RECORDS SUPPLIED:
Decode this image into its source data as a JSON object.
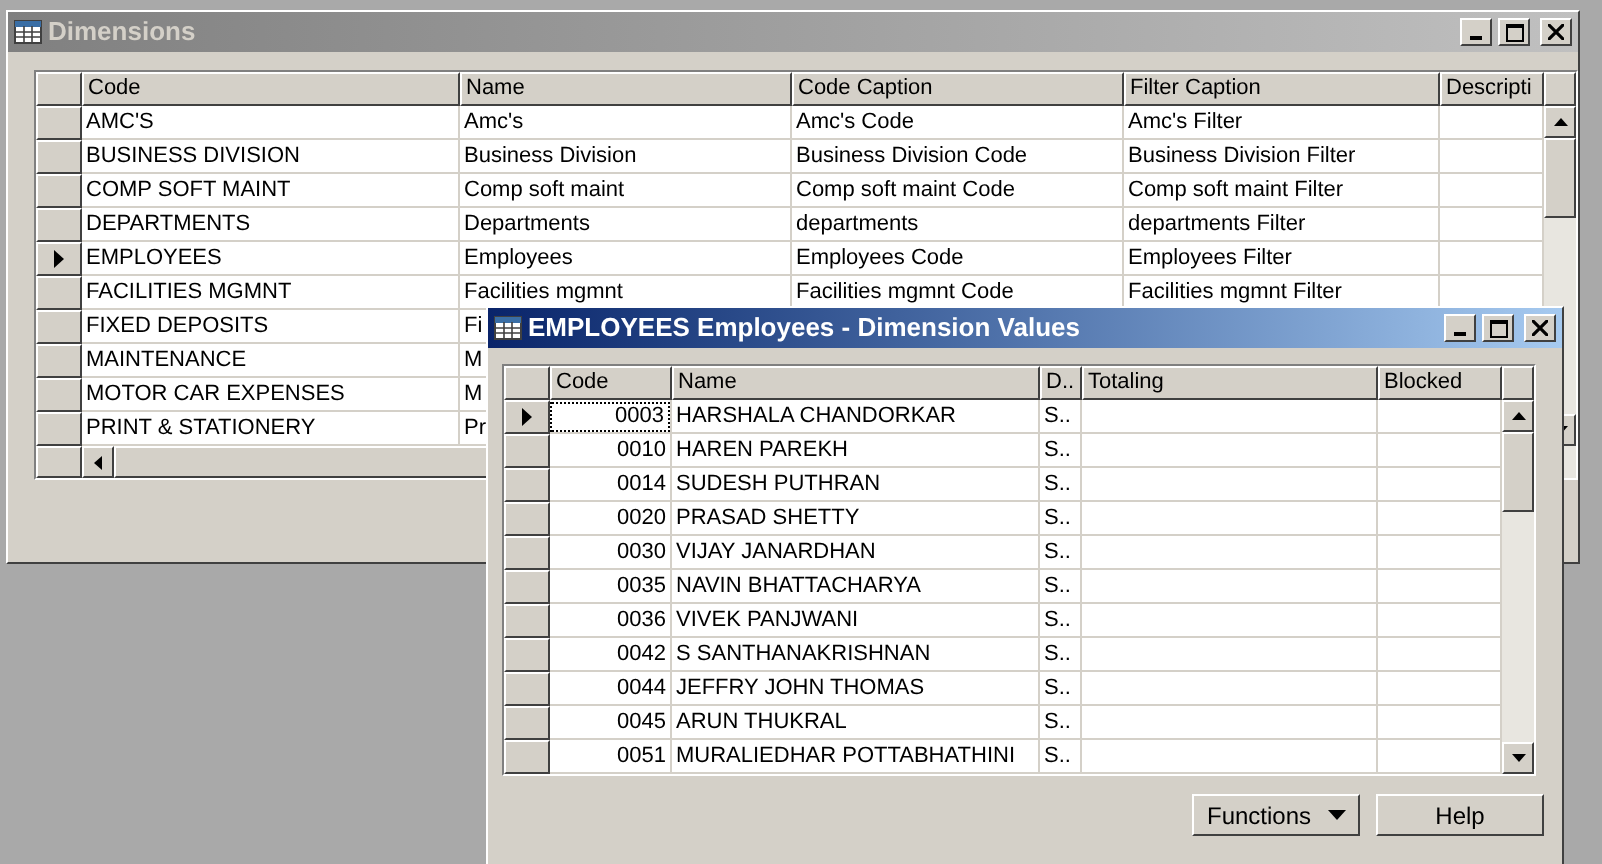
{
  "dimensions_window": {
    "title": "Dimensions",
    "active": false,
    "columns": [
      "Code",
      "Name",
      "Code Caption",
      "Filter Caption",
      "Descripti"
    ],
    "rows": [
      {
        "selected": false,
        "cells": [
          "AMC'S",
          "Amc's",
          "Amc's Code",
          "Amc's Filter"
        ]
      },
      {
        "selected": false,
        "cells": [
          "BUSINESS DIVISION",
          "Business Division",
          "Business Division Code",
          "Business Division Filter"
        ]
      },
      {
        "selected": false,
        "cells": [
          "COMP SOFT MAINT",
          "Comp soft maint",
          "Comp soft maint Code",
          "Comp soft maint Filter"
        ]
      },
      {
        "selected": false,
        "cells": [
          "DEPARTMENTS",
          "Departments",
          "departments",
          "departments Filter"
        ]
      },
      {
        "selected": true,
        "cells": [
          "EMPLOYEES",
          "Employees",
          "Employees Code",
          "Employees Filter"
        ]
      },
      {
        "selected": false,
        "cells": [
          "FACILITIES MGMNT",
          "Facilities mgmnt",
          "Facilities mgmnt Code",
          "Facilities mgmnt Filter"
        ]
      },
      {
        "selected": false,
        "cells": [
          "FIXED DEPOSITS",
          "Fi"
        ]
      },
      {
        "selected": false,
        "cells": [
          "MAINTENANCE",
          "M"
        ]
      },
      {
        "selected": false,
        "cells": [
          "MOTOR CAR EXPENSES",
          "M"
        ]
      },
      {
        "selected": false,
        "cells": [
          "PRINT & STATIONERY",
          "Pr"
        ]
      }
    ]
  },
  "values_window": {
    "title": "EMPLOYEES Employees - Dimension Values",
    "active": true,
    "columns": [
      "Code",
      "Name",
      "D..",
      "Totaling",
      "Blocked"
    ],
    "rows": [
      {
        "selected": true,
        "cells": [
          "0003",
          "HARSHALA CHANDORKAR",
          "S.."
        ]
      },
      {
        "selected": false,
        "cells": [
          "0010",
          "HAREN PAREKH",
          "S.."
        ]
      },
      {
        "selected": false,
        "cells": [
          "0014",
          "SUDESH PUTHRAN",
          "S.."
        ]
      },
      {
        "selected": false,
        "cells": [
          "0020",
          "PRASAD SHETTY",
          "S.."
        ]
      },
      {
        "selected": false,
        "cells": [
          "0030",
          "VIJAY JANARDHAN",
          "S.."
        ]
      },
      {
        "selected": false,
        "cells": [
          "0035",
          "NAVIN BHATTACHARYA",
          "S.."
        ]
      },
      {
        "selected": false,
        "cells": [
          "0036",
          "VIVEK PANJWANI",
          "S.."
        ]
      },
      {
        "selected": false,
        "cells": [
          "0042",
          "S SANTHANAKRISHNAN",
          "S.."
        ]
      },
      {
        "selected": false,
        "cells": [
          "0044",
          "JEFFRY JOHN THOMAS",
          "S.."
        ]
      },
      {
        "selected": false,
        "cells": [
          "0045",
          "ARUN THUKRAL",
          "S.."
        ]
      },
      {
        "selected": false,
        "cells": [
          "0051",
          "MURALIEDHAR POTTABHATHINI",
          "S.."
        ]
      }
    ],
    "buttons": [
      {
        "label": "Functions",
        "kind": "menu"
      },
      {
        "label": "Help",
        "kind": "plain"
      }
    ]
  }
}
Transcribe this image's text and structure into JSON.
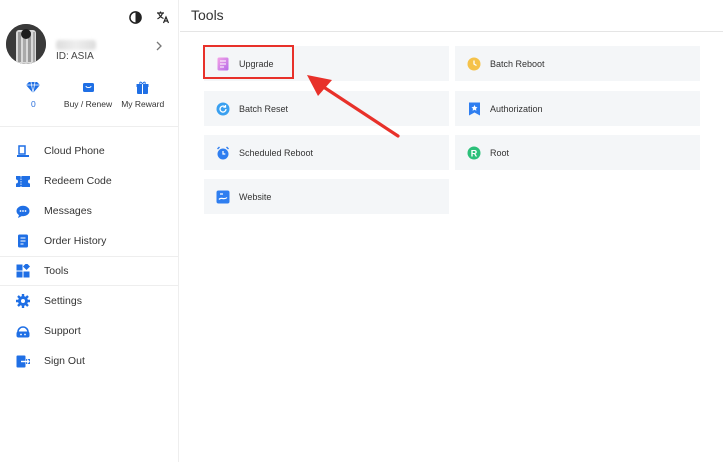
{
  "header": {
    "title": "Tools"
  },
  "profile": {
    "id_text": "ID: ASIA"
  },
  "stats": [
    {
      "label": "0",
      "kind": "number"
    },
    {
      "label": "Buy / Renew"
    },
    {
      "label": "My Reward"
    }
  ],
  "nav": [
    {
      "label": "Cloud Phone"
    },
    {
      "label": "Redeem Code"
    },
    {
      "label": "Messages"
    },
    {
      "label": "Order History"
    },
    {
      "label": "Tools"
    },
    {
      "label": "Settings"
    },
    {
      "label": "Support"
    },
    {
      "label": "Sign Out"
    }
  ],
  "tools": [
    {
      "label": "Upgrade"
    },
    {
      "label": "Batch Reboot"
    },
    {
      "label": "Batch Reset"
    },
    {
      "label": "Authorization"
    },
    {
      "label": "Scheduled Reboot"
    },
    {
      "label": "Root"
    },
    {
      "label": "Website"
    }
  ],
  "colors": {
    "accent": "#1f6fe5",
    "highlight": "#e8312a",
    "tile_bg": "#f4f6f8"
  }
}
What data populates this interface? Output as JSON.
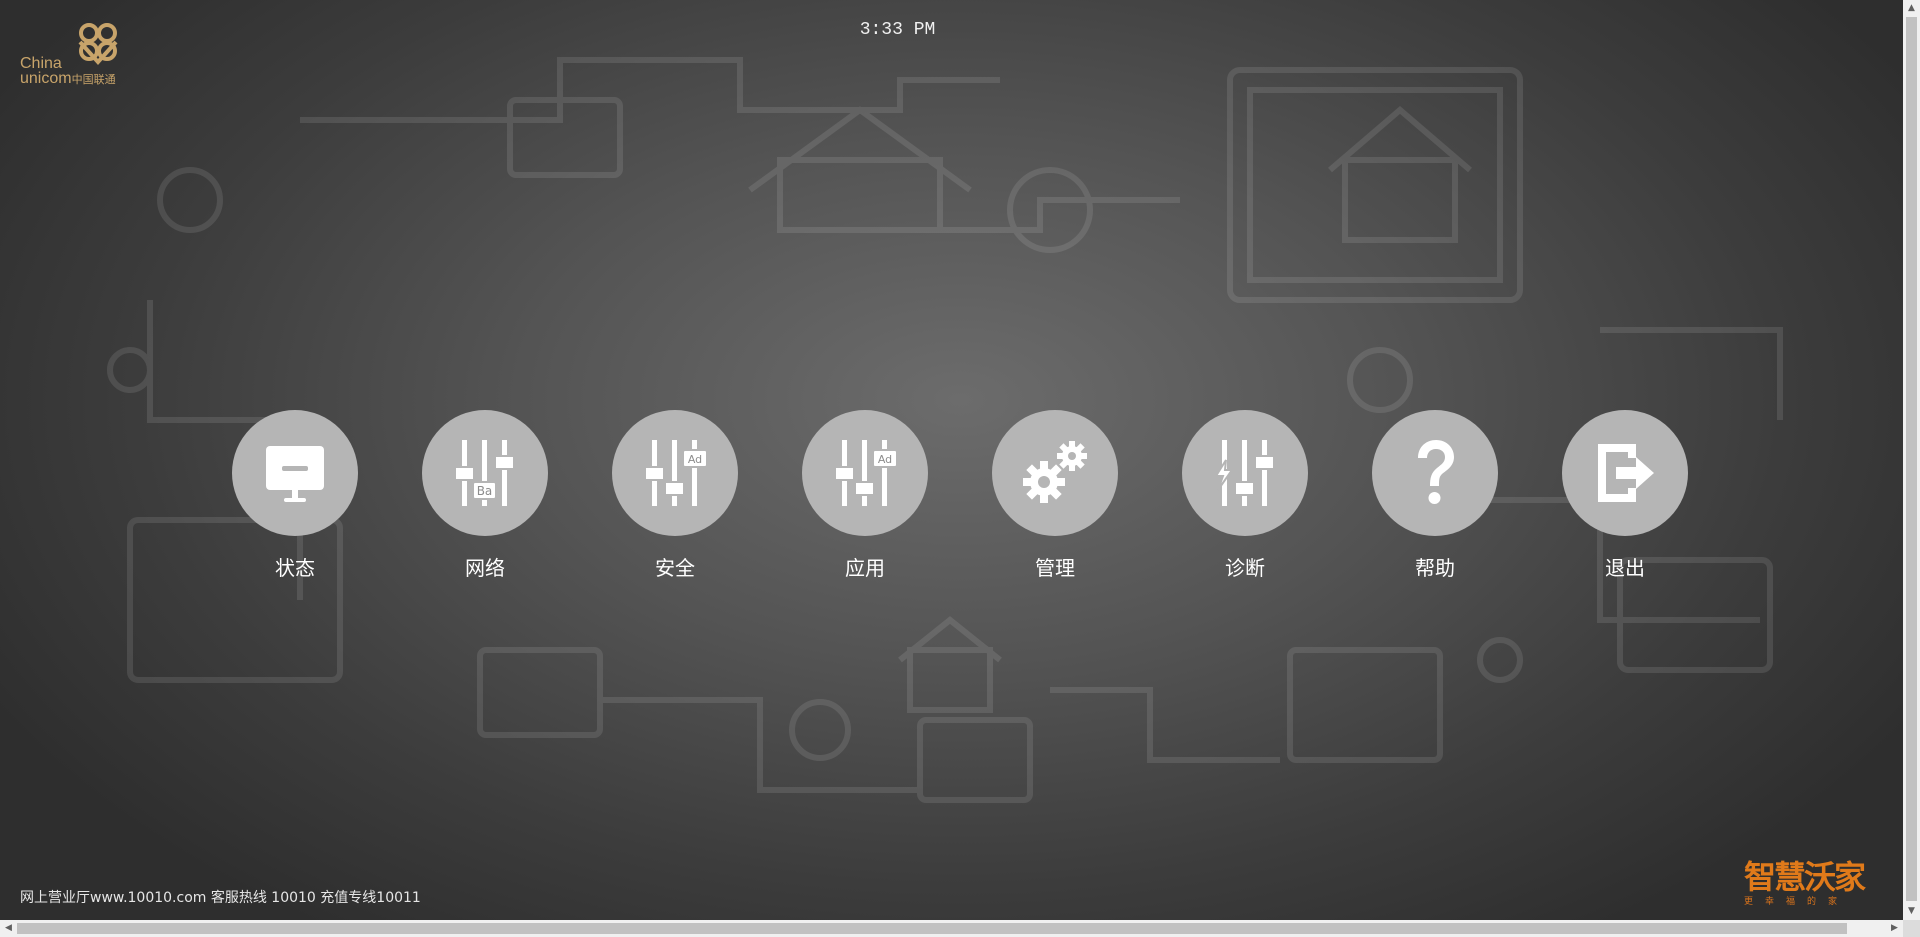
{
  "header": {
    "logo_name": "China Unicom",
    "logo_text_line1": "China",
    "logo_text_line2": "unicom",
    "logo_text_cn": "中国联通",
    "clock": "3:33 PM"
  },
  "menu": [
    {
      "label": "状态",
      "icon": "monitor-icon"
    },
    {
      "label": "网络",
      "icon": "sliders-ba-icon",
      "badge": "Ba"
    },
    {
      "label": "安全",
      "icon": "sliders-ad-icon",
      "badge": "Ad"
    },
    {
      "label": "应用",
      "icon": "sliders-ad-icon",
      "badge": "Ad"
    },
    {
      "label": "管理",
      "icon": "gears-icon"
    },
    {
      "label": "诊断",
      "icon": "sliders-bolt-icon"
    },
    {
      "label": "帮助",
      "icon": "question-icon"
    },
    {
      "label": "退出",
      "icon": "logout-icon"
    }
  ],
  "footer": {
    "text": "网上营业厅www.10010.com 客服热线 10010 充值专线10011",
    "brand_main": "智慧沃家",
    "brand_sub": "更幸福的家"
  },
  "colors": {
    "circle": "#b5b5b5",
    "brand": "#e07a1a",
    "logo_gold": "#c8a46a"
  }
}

PROBLEM DETAILS: Leave out the pictures and copy everything else in the records word for word.

REPLY:
Decode this image into its source data as a JSON object.
{
  "dimensions_window": {
    "title": "Dimensions",
    "active": false,
    "columns": [
      "Code",
      "Name",
      "Code Caption",
      "Filter Caption",
      "Descripti"
    ],
    "rows": [
      {
        "selected": false,
        "cells": [
          "AMC'S",
          "Amc's",
          "Amc's Code",
          "Amc's Filter"
        ]
      },
      {
        "selected": false,
        "cells": [
          "BUSINESS DIVISION",
          "Business Division",
          "Business Division Code",
          "Business Division Filter"
        ]
      },
      {
        "selected": false,
        "cells": [
          "COMP SOFT MAINT",
          "Comp soft maint",
          "Comp soft maint Code",
          "Comp soft maint Filter"
        ]
      },
      {
        "selected": false,
        "cells": [
          "DEPARTMENTS",
          "Departments",
          "departments",
          "departments Filter"
        ]
      },
      {
        "selected": true,
        "cells": [
          "EMPLOYEES",
          "Employees",
          "Employees Code",
          "Employees Filter"
        ]
      },
      {
        "selected": false,
        "cells": [
          "FACILITIES MGMNT",
          "Facilities mgmnt",
          "Facilities mgmnt Code",
          "Facilities mgmnt Filter"
        ]
      },
      {
        "selected": false,
        "cells": [
          "FIXED DEPOSITS",
          "Fi"
        ]
      },
      {
        "selected": false,
        "cells": [
          "MAINTENANCE",
          "M"
        ]
      },
      {
        "selected": false,
        "cells": [
          "MOTOR CAR EXPENSES",
          "M"
        ]
      },
      {
        "selected": false,
        "cells": [
          "PRINT & STATIONERY",
          "Pr"
        ]
      }
    ]
  },
  "values_window": {
    "title": "EMPLOYEES Employees - Dimension Values",
    "active": true,
    "columns": [
      "Code",
      "Name",
      "D..",
      "Totaling",
      "Blocked"
    ],
    "rows": [
      {
        "selected": true,
        "cells": [
          "0003",
          "HARSHALA CHANDORKAR",
          "S.."
        ]
      },
      {
        "selected": false,
        "cells": [
          "0010",
          "HAREN PAREKH",
          "S.."
        ]
      },
      {
        "selected": false,
        "cells": [
          "0014",
          "SUDESH PUTHRAN",
          "S.."
        ]
      },
      {
        "selected": false,
        "cells": [
          "0020",
          "PRASAD SHETTY",
          "S.."
        ]
      },
      {
        "selected": false,
        "cells": [
          "0030",
          "VIJAY JANARDHAN",
          "S.."
        ]
      },
      {
        "selected": false,
        "cells": [
          "0035",
          "NAVIN BHATTACHARYA",
          "S.."
        ]
      },
      {
        "selected": false,
        "cells": [
          "0036",
          "VIVEK PANJWANI",
          "S.."
        ]
      },
      {
        "selected": false,
        "cells": [
          "0042",
          "S SANTHANAKRISHNAN",
          "S.."
        ]
      },
      {
        "selected": false,
        "cells": [
          "0044",
          "JEFFRY JOHN THOMAS",
          "S.."
        ]
      },
      {
        "selected": false,
        "cells": [
          "0045",
          "ARUN THUKRAL",
          "S.."
        ]
      },
      {
        "selected": false,
        "cells": [
          "0051",
          "MURALIEDHAR POTTABHATHINI",
          "S.."
        ]
      }
    ],
    "buttons": [
      {
        "label": "Functions",
        "kind": "menu"
      },
      {
        "label": "Help",
        "kind": "plain"
      }
    ]
  }
}
Transcribe this image's text and structure into JSON.
{
  "header": {
    "title": "Tools"
  },
  "profile": {
    "id_text": "ID: ASIA"
  },
  "stats": [
    {
      "label": "0",
      "kind": "number"
    },
    {
      "label": "Buy / Renew"
    },
    {
      "label": "My Reward"
    }
  ],
  "nav": [
    {
      "label": "Cloud Phone"
    },
    {
      "label": "Redeem Code"
    },
    {
      "label": "Messages"
    },
    {
      "label": "Order History"
    },
    {
      "label": "Tools"
    },
    {
      "label": "Settings"
    },
    {
      "label": "Support"
    },
    {
      "label": "Sign Out"
    }
  ],
  "tools": [
    {
      "label": "Upgrade"
    },
    {
      "label": "Batch Reboot"
    },
    {
      "label": "Batch Reset"
    },
    {
      "label": "Authorization"
    },
    {
      "label": "Scheduled Reboot"
    },
    {
      "label": "Root"
    },
    {
      "label": "Website"
    }
  ],
  "colors": {
    "accent": "#1f6fe5",
    "highlight": "#e8312a",
    "tile_bg": "#f4f6f8"
  }
}
What data populates this interface? Output as JSON.
{
  "header": {
    "logo_name": "China Unicom",
    "logo_text_line1": "China",
    "logo_text_line2": "unicom",
    "logo_text_cn": "中国联通",
    "clock": "3:33 PM"
  },
  "menu": [
    {
      "label": "状态",
      "icon": "monitor-icon"
    },
    {
      "label": "网络",
      "icon": "sliders-ba-icon",
      "badge": "Ba"
    },
    {
      "label": "安全",
      "icon": "sliders-ad-icon",
      "badge": "Ad"
    },
    {
      "label": "应用",
      "icon": "sliders-ad-icon",
      "badge": "Ad"
    },
    {
      "label": "管理",
      "icon": "gears-icon"
    },
    {
      "label": "诊断",
      "icon": "sliders-bolt-icon"
    },
    {
      "label": "帮助",
      "icon": "question-icon"
    },
    {
      "label": "退出",
      "icon": "logout-icon"
    }
  ],
  "footer": {
    "text": "网上营业厅www.10010.com 客服热线 10010 充值专线10011",
    "brand_main": "智慧沃家",
    "brand_sub": "更幸福的家"
  },
  "colors": {
    "circle": "#b5b5b5",
    "brand": "#e07a1a",
    "logo_gold": "#c8a46a"
  }
}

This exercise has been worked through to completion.